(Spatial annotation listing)

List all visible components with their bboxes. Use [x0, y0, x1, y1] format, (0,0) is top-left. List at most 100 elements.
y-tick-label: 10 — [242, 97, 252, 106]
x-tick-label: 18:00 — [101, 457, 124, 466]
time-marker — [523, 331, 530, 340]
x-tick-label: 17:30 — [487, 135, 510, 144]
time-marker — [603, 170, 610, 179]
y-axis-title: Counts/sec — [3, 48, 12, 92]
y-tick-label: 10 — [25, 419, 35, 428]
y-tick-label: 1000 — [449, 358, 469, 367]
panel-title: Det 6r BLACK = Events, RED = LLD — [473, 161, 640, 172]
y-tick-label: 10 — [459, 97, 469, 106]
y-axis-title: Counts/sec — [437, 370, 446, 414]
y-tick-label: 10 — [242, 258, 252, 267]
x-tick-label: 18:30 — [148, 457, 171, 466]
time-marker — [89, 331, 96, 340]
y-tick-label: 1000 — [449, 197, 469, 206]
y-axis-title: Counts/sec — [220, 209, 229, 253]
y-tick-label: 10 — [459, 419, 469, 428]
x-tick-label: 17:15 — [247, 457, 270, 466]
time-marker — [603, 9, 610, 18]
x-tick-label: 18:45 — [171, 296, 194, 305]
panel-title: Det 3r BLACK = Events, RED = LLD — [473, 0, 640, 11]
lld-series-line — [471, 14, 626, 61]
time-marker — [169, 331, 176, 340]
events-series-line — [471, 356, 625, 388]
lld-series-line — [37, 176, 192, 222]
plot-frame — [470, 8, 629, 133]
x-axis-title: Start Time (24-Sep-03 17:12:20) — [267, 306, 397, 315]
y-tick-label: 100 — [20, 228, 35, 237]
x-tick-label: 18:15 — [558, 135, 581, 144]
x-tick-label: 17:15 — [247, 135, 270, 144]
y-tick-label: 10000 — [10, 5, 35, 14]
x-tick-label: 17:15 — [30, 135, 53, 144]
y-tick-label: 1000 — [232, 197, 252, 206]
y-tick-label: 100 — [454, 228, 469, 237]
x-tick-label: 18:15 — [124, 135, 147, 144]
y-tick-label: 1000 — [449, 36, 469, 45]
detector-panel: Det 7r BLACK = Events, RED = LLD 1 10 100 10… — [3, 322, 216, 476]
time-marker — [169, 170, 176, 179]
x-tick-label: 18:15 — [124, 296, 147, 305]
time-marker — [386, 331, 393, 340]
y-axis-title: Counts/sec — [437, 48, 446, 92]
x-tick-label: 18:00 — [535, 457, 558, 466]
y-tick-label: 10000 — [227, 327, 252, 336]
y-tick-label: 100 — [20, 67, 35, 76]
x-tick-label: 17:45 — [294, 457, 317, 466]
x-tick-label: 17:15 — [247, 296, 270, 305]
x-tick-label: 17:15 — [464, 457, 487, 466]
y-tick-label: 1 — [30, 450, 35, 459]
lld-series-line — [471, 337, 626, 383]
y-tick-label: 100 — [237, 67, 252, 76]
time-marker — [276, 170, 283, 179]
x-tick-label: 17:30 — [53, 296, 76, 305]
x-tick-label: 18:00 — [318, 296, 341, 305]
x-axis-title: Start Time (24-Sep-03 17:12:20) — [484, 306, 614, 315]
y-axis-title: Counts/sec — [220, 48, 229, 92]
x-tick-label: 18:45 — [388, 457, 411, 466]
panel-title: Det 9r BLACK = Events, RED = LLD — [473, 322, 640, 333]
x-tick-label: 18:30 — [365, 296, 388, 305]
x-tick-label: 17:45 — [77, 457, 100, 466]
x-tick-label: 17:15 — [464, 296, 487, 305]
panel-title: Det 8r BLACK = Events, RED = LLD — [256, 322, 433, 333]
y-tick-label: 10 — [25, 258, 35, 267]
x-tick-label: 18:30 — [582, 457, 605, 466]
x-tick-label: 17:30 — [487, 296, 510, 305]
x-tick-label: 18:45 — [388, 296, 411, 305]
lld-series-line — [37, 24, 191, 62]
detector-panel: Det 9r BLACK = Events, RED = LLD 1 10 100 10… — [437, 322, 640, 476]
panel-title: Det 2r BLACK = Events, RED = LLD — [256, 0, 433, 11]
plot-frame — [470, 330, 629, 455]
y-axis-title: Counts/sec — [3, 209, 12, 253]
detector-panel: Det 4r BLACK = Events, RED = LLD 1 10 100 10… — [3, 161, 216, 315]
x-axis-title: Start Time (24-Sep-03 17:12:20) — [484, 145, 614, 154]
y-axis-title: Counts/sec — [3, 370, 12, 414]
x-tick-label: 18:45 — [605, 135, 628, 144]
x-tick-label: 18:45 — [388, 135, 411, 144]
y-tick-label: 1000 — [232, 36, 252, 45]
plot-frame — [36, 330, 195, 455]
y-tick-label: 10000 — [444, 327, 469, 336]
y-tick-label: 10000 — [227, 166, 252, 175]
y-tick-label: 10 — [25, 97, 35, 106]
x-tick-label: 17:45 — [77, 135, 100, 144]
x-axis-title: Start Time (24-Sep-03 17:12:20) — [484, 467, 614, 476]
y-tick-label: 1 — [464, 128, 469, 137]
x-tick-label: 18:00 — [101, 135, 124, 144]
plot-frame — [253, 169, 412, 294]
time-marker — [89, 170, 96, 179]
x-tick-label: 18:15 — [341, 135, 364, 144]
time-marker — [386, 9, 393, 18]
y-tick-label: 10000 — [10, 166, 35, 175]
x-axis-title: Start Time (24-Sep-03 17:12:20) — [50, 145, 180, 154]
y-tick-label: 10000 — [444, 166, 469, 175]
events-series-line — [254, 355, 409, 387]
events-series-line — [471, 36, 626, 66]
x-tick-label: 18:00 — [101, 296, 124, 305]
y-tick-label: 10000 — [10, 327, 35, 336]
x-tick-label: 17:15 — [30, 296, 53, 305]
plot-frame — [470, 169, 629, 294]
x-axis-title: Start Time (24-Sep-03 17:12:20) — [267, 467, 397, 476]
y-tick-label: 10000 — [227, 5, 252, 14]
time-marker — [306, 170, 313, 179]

● **TASK TO CARRY OUT**
Could you pull out the stretch of the listing from its first line through the line containing "y-tick-label: 1000 — [449, 358, 469, 367]", reproducing each line character for character?

● **TASK ANSWER**
List all visible components with their bboxes. Use [x0, y0, x1, y1] format, (0,0) is top-left. List at most 100 elements.
y-tick-label: 10 — [242, 97, 252, 106]
x-tick-label: 18:00 — [101, 457, 124, 466]
time-marker — [523, 331, 530, 340]
x-tick-label: 17:30 — [487, 135, 510, 144]
time-marker — [603, 170, 610, 179]
y-axis-title: Counts/sec — [3, 48, 12, 92]
y-tick-label: 10 — [25, 419, 35, 428]
y-tick-label: 1000 — [449, 358, 469, 367]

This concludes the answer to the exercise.